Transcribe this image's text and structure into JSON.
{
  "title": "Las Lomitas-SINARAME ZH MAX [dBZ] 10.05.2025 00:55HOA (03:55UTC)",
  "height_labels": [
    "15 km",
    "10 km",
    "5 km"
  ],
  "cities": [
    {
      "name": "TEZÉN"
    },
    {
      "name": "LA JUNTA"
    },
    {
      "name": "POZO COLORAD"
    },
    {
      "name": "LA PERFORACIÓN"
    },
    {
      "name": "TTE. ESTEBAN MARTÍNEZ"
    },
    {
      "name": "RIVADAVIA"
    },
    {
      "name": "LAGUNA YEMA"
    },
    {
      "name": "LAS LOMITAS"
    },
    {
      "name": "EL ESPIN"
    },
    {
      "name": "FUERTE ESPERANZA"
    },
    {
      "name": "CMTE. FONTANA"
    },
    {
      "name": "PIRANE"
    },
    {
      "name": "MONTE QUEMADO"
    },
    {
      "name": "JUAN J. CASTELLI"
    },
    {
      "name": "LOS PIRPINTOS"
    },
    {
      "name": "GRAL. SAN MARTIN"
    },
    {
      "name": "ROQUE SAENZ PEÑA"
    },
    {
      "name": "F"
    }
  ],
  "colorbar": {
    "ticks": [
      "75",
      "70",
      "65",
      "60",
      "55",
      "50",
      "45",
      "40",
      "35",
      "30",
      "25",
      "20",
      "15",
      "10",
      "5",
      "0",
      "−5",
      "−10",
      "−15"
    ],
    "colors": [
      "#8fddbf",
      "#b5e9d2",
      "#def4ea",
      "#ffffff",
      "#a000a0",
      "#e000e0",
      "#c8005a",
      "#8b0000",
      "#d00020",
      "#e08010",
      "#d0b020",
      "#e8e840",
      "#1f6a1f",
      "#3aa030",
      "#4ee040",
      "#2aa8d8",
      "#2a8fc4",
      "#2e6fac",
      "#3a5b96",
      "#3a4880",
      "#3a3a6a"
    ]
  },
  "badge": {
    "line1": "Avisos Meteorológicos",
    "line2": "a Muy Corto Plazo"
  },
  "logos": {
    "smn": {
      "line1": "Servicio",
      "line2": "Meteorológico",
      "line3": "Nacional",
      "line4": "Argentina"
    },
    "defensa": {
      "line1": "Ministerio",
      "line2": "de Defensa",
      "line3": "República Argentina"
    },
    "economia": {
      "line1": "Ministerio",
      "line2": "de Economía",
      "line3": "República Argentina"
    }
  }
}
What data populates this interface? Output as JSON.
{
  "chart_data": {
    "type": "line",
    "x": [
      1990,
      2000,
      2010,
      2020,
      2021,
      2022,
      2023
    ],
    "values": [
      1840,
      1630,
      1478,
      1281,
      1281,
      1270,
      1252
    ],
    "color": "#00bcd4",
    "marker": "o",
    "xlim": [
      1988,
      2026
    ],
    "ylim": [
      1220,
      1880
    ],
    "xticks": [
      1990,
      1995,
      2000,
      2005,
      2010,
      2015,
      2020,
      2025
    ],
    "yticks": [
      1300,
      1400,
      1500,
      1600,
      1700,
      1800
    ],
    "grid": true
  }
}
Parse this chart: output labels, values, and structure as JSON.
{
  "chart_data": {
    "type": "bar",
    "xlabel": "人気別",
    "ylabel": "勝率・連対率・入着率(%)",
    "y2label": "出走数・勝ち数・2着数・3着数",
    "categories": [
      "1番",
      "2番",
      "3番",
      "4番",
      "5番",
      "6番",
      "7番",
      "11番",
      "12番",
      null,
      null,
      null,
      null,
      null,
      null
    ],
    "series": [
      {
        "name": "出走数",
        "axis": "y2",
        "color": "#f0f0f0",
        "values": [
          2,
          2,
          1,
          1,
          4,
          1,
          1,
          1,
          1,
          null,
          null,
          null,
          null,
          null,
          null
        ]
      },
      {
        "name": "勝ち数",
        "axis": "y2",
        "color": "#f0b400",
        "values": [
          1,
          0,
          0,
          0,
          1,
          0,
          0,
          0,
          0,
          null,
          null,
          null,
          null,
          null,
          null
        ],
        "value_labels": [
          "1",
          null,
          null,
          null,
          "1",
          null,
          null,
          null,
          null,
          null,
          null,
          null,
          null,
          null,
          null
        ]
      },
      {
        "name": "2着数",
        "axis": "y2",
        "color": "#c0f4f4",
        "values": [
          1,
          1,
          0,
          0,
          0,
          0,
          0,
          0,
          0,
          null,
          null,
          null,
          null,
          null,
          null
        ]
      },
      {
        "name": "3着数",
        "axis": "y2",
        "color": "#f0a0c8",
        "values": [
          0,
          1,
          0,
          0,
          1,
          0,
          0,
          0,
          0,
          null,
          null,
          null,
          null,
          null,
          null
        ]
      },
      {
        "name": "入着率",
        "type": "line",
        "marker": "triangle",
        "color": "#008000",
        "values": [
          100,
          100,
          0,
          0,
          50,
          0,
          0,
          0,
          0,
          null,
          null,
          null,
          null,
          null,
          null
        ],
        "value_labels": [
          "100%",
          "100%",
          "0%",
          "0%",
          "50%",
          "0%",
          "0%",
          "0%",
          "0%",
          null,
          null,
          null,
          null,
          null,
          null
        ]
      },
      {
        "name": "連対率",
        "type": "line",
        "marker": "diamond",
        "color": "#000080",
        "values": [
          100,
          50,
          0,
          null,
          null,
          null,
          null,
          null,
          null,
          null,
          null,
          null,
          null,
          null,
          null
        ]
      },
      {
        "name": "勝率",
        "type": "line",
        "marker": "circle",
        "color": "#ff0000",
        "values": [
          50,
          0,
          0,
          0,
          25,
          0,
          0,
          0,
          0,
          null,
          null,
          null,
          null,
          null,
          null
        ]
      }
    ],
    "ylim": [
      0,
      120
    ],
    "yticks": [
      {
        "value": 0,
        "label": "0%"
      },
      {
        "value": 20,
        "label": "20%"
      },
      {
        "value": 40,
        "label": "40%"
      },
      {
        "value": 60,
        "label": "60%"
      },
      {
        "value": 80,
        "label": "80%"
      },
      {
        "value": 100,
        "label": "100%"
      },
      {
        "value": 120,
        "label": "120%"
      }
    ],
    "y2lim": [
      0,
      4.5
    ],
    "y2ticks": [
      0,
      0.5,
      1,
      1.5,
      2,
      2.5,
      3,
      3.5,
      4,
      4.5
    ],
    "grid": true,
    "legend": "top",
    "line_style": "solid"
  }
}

++++++++++

Aim: Transcribe each entry precisely, missing none.

Answer for this exercise:
Transcribe this image's text and structure into JSON.
{
  "title": "Las Lomitas-SINARAME ZH MAX [dBZ] 10.05.2025 00:55HOA (03:55UTC)",
  "height_labels": [
    "15 km",
    "10 km",
    "5 km"
  ],
  "cities": [
    {
      "name": "TEZÉN"
    },
    {
      "name": "LA JUNTA"
    },
    {
      "name": "POZO COLORAD"
    },
    {
      "name": "LA PERFORACIÓN"
    },
    {
      "name": "TTE. ESTEBAN MARTÍNEZ"
    },
    {
      "name": "RIVADAVIA"
    },
    {
      "name": "LAGUNA YEMA"
    },
    {
      "name": "LAS LOMITAS"
    },
    {
      "name": "EL ESPIN"
    },
    {
      "name": "FUERTE ESPERANZA"
    },
    {
      "name": "CMTE. FONTANA"
    },
    {
      "name": "PIRANE"
    },
    {
      "name": "MONTE QUEMADO"
    },
    {
      "name": "JUAN J. CASTELLI"
    },
    {
      "name": "LOS PIRPINTOS"
    },
    {
      "name": "GRAL. SAN MARTIN"
    },
    {
      "name": "ROQUE SAENZ PEÑA"
    },
    {
      "name": "F"
    }
  ],
  "colorbar": {
    "ticks": [
      "75",
      "70",
      "65",
      "60",
      "55",
      "50",
      "45",
      "40",
      "35",
      "30",
      "25",
      "20",
      "15",
      "10",
      "5",
      "0",
      "−5",
      "−10",
      "−15"
    ],
    "colors": [
      "#8fddbf",
      "#b5e9d2",
      "#def4ea",
      "#ffffff",
      "#a000a0",
      "#e000e0",
      "#c8005a",
      "#8b0000",
      "#d00020",
      "#e08010",
      "#d0b020",
      "#e8e840",
      "#1f6a1f",
      "#3aa030",
      "#4ee040",
      "#2aa8d8",
      "#2a8fc4",
      "#2e6fac",
      "#3a5b96",
      "#3a4880",
      "#3a3a6a"
    ]
  },
  "badge": {
    "line1": "Avisos Meteorológicos",
    "line2": "a Muy Corto Plazo"
  },
  "logos": {
    "smn": {
      "line1": "Servicio",
      "line2": "Meteorológico",
      "line3": "Nacional",
      "line4": "Argentina"
    },
    "defensa": {
      "line1": "Ministerio",
      "line2": "de Defensa",
      "line3": "República Argentina"
    },
    "economia": {
      "line1": "Ministerio",
      "line2": "de Economía",
      "line3": "República Argentina"
    }
  }
}
What data populates this interface? Output as JSON.
{
  "chart_data": {
    "type": "line",
    "x": [
      1990,
      2000,
      2010,
      2020,
      2021,
      2022,
      2023
    ],
    "values": [
      1840,
      1630,
      1478,
      1281,
      1281,
      1270,
      1252
    ],
    "color": "#00bcd4",
    "marker": "o",
    "xlim": [
      1988,
      2026
    ],
    "ylim": [
      1220,
      1880
    ],
    "xticks": [
      1990,
      1995,
      2000,
      2005,
      2010,
      2015,
      2020,
      2025
    ],
    "yticks": [
      1300,
      1400,
      1500,
      1600,
      1700,
      1800
    ],
    "grid": true
  }
}
Parse this chart: output labels, values, and structure as JSON.
{
  "chart_data": {
    "type": "bar",
    "xlabel": "人気別",
    "ylabel": "勝率・連対率・入着率(%)",
    "y2label": "出走数・勝ち数・2着数・3着数",
    "categories": [
      "1番",
      "2番",
      "3番",
      "4番",
      "5番",
      "6番",
      "7番",
      "11番",
      "12番",
      null,
      null,
      null,
      null,
      null,
      null
    ],
    "series": [
      {
        "name": "出走数",
        "axis": "y2",
        "color": "#f0f0f0",
        "values": [
          2,
          2,
          1,
          1,
          4,
          1,
          1,
          1,
          1,
          null,
          null,
          null,
          null,
          null,
          null
        ]
      },
      {
        "name": "勝ち数",
        "axis": "y2",
        "color": "#f0b400",
        "values": [
          1,
          0,
          0,
          0,
          1,
          0,
          0,
          0,
          0,
          null,
          null,
          null,
          null,
          null,
          null
        ],
        "value_labels": [
          "1",
          null,
          null,
          null,
          "1",
          null,
          null,
          null,
          null,
          null,
          null,
          null,
          null,
          null,
          null
        ]
      },
      {
        "name": "2着数",
        "axis": "y2",
        "color": "#c0f4f4",
        "values": [
          1,
          1,
          0,
          0,
          0,
          0,
          0,
          0,
          0,
          null,
          null,
          null,
          null,
          null,
          null
        ]
      },
      {
        "name": "3着数",
        "axis": "y2",
        "color": "#f0a0c8",
        "values": [
          0,
          1,
          0,
          0,
          1,
          0,
          0,
          0,
          0,
          null,
          null,
          null,
          null,
          null,
          null
        ]
      },
      {
        "name": "入着率",
        "type": "line",
        "marker": "triangle",
        "color": "#008000",
        "values": [
          100,
          100,
          0,
          0,
          50,
          0,
          0,
          0,
          0,
          null,
          null,
          null,
          null,
          null,
          null
        ],
        "value_labels": [
          "100%",
          "100%",
          "0%",
          "0%",
          "50%",
          "0%",
          "0%",
          "0%",
          "0%",
          null,
          null,
          null,
          null,
          null,
          null
        ]
      },
      {
        "name": "連対率",
        "type": "line",
        "marker": "diamond",
        "color": "#000080",
        "values": [
          100,
          50,
          0,
          null,
          null,
          null,
          null,
          null,
          null,
          null,
          null,
          null,
          null,
          null,
          null
        ]
      },
      {
        "name": "勝率",
        "type": "line",
        "marker": "circle",
        "color": "#ff0000",
        "values": [
          50,
          0,
          0,
          0,
          25,
          0,
          0,
          0,
          0,
          null,
          null,
          null,
          null,
          null,
          null
        ]
      }
    ],
    "ylim": [
      0,
      120
    ],
    "yticks": [
      {
        "value": 0,
        "label": "0%"
      },
      {
        "value": 20,
        "label": "20%"
      },
      {
        "value": 40,
        "label": "40%"
      },
      {
        "value": 60,
        "label": "60%"
      },
      {
        "value": 80,
        "label": "80%"
      },
      {
        "value": 100,
        "label": "100%"
      },
      {
        "value": 120,
        "label": "120%"
      }
    ],
    "y2lim": [
      0,
      4.5
    ],
    "y2ticks": [
      0,
      0.5,
      1,
      1.5,
      2,
      2.5,
      3,
      3.5,
      4,
      4.5
    ],
    "grid": true,
    "legend": "top",
    "line_style": "solid"
  }
}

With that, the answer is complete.